- _Set problem_
From the material below, list every line containing "Københavns".

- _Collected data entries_

------------------------------------------------------------------------

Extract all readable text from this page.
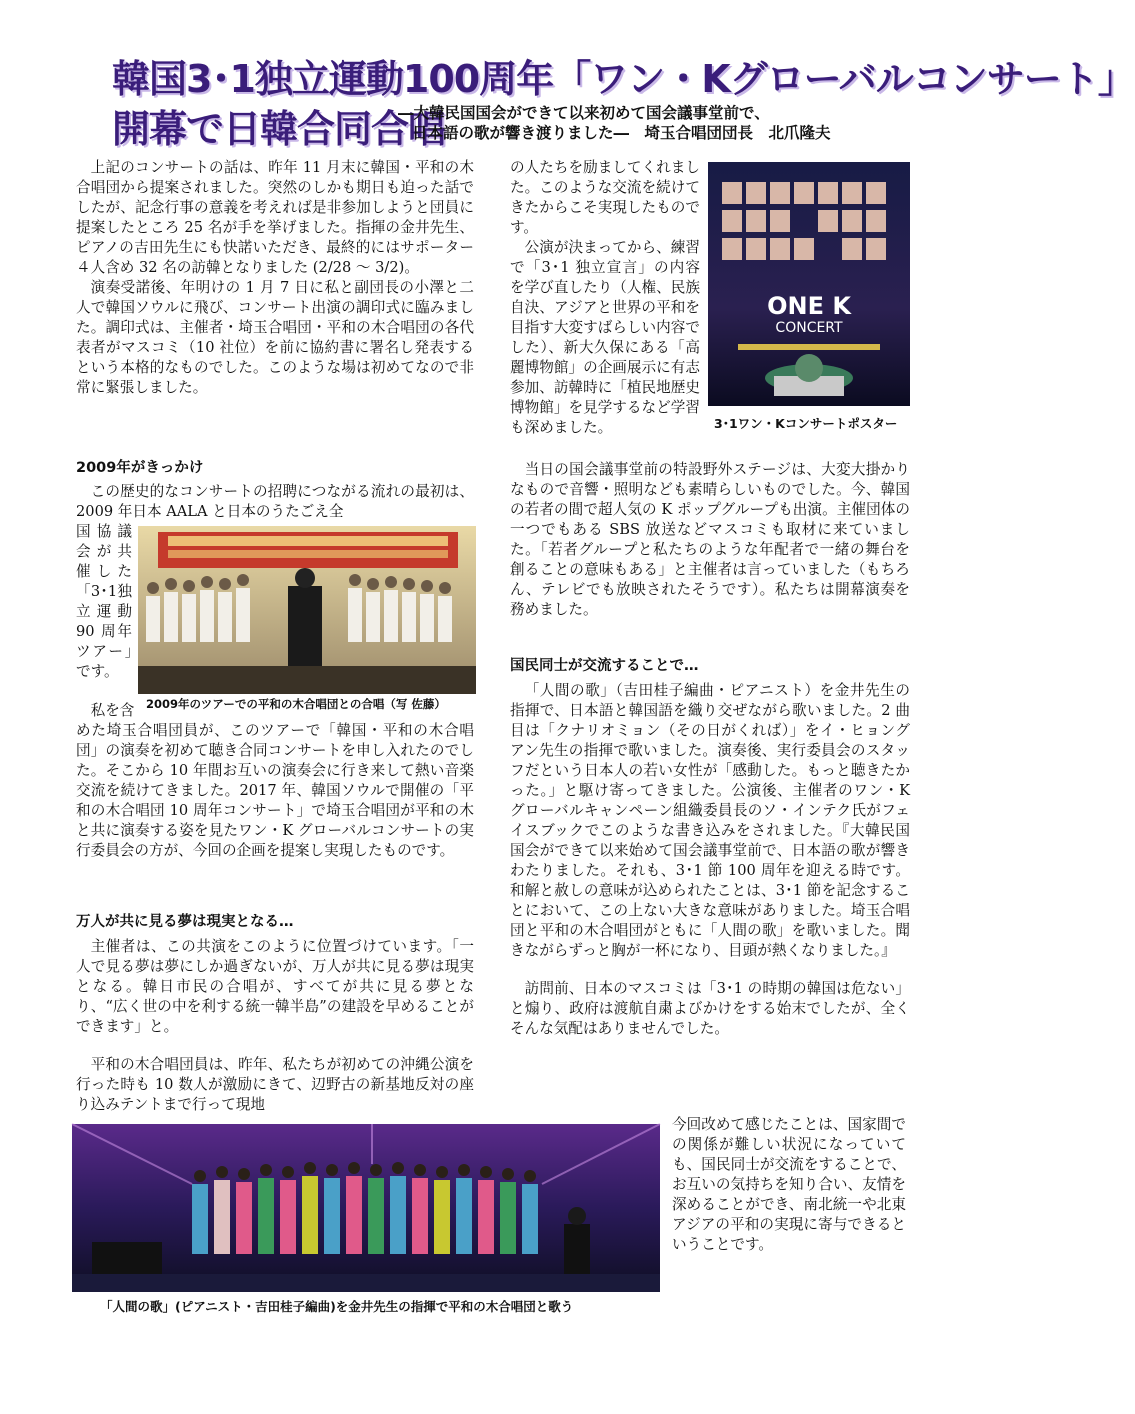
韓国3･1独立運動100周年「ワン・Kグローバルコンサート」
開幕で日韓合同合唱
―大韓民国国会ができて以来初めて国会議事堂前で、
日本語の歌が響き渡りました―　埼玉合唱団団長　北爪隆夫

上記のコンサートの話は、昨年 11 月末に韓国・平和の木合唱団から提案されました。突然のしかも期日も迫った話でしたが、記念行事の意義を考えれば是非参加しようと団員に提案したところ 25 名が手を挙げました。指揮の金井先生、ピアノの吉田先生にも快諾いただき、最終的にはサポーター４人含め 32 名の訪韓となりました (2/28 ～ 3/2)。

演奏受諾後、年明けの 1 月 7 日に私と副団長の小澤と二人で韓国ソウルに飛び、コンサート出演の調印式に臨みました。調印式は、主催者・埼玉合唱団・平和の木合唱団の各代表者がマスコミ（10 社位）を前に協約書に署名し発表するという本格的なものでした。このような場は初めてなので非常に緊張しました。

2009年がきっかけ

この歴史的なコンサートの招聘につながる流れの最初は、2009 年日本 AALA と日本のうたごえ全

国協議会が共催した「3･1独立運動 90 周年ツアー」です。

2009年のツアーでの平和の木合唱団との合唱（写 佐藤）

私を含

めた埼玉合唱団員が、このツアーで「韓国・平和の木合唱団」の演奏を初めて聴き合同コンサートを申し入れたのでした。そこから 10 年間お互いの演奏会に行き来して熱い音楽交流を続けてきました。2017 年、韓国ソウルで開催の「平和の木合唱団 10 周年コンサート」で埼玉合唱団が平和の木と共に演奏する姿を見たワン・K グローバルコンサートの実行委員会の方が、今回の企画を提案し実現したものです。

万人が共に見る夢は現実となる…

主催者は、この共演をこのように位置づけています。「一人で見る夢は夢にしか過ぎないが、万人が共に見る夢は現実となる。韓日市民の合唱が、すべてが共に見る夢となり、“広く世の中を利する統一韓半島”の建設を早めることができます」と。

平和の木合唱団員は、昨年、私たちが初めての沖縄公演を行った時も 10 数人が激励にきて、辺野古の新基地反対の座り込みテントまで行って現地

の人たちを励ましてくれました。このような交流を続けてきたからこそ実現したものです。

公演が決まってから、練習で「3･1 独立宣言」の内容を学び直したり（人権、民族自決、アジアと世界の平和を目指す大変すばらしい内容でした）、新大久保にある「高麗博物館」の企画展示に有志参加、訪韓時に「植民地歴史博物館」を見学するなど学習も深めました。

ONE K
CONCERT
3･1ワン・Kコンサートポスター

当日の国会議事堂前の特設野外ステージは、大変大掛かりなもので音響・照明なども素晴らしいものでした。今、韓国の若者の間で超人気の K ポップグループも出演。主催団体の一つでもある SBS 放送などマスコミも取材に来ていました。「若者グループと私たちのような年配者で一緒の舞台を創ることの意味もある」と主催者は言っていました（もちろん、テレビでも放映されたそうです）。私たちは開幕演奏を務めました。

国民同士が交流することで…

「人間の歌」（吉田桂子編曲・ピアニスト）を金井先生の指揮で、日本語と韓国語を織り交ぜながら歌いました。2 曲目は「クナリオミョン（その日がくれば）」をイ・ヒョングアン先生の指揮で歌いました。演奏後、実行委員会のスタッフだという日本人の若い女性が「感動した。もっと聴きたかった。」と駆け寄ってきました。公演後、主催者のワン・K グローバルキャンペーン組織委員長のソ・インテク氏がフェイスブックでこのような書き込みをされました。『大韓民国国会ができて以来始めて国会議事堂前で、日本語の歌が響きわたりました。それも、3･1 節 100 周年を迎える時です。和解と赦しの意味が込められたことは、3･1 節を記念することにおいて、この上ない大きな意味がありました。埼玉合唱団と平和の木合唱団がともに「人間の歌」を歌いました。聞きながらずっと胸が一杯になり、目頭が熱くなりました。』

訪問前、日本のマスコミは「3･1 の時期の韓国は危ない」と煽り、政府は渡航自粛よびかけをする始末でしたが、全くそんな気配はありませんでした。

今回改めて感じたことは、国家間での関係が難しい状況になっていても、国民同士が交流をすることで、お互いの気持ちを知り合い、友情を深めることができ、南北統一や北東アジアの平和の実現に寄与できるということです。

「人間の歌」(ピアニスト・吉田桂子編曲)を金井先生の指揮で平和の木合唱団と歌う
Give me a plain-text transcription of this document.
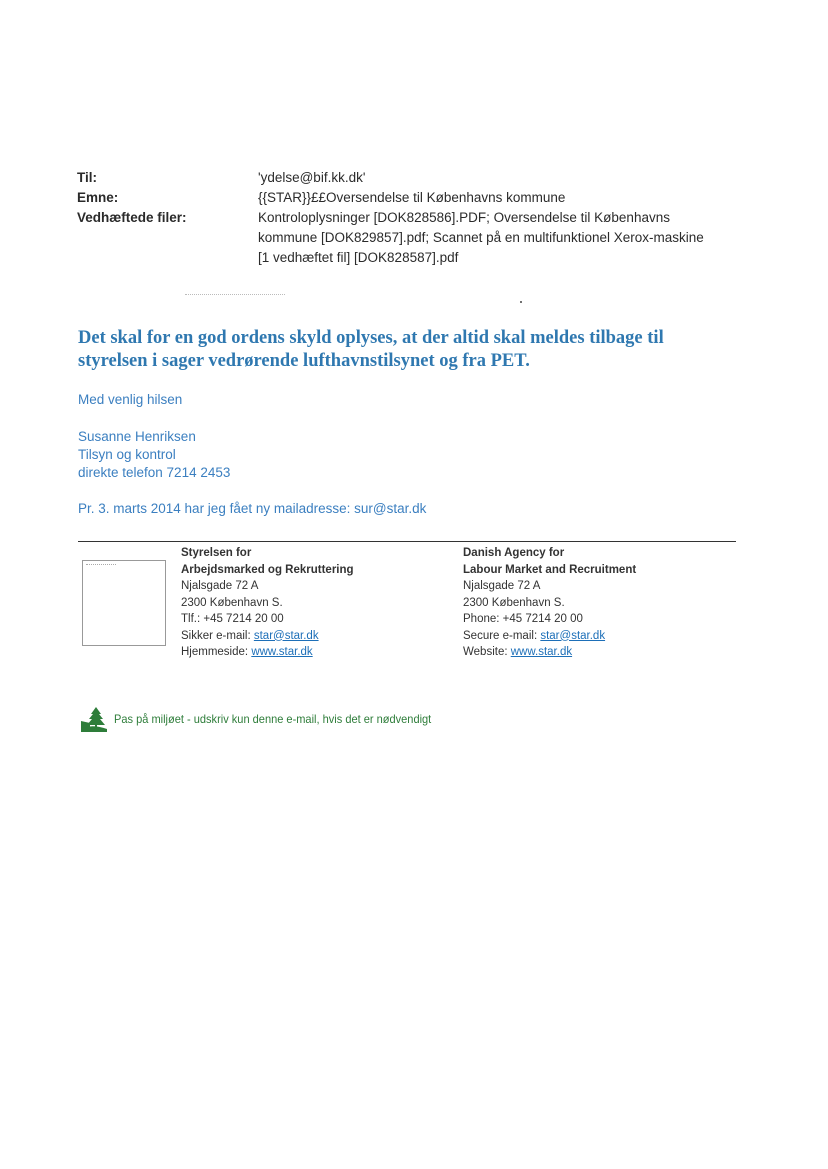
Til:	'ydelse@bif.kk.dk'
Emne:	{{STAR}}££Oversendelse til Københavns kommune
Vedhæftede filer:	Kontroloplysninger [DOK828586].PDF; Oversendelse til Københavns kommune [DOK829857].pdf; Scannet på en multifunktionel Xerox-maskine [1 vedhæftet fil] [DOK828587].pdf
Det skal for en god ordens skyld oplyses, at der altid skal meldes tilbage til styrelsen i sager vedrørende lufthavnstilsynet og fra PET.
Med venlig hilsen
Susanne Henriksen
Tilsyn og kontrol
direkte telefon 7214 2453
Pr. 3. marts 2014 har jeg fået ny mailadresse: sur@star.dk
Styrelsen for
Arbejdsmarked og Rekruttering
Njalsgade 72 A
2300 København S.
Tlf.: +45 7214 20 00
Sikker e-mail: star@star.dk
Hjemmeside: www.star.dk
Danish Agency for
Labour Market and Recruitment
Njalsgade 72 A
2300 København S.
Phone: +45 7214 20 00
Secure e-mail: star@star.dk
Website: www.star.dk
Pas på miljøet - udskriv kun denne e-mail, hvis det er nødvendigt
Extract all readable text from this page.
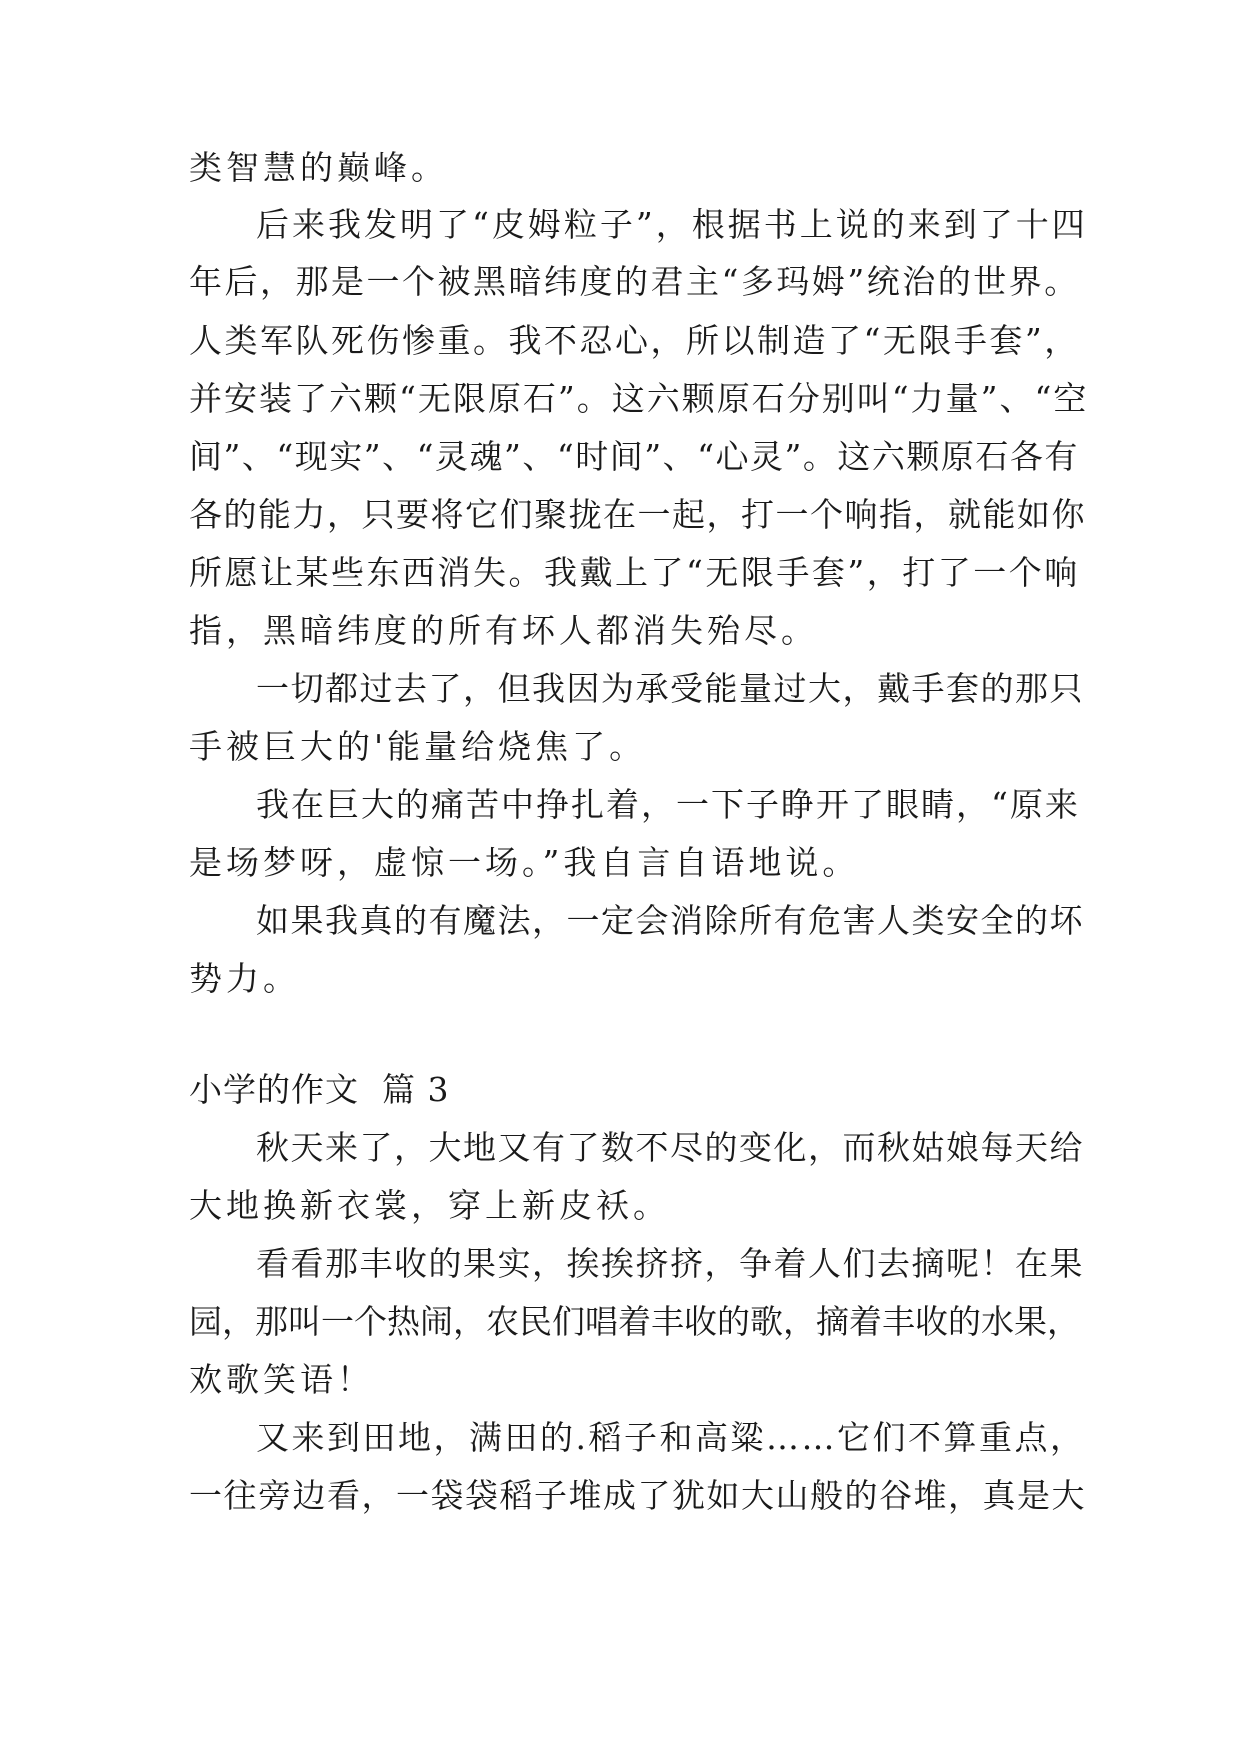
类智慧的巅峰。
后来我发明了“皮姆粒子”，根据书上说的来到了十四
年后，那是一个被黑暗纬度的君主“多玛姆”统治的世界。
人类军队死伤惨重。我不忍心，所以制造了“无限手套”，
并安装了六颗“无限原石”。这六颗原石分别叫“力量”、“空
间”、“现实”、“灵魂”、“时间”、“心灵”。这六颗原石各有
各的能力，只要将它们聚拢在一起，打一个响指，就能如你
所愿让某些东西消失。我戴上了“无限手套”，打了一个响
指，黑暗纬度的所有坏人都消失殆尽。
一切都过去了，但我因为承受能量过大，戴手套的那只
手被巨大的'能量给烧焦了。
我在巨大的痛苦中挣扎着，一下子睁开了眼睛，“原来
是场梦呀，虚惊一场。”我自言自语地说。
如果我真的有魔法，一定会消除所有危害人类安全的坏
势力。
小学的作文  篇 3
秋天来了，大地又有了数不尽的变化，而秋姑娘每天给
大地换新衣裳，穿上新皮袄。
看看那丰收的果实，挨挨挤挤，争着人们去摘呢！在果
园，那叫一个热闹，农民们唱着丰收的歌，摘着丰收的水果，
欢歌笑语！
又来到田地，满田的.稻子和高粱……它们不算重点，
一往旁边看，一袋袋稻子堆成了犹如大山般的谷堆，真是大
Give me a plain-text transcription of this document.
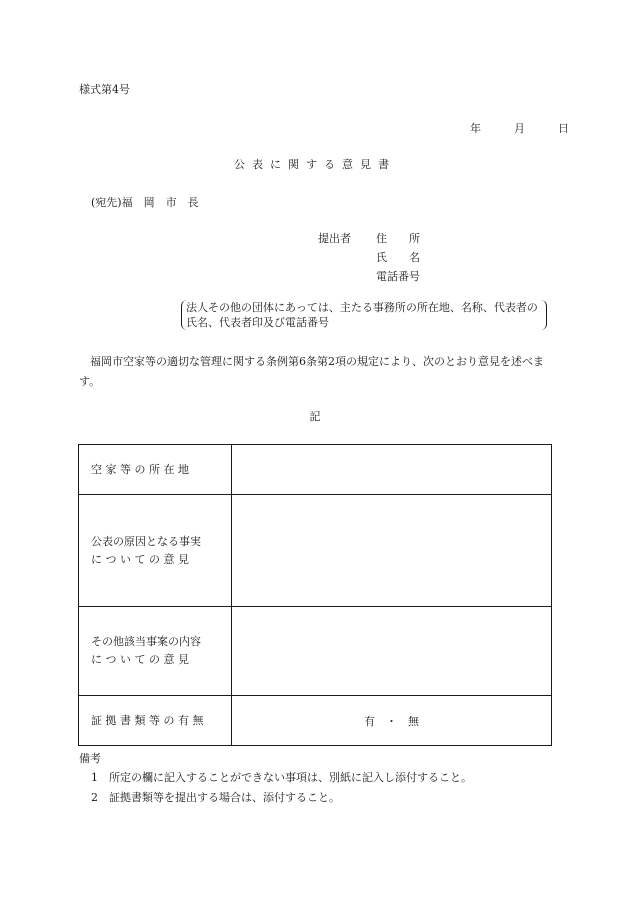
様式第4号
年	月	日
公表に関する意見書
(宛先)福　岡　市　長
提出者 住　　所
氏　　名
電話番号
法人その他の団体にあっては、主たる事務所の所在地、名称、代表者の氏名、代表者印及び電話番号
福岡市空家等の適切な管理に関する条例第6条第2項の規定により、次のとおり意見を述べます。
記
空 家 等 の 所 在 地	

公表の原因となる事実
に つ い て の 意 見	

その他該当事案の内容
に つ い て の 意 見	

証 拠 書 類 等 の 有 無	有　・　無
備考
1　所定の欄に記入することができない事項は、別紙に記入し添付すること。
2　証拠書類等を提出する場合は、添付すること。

------------------------------------------------------------------------

- _Answer below_
Emne:	{{STAR}}££Oversendelse til Københavns kommune
Vedhæftede filer:	Kontroloplysninger [DOK828586].PDF; Oversendelse til Københavns kommune [DOK829857].pdf; Scannet på en multifunktionel Xerox-maskine [1 vedhæftet fil] [DOK828587].pdf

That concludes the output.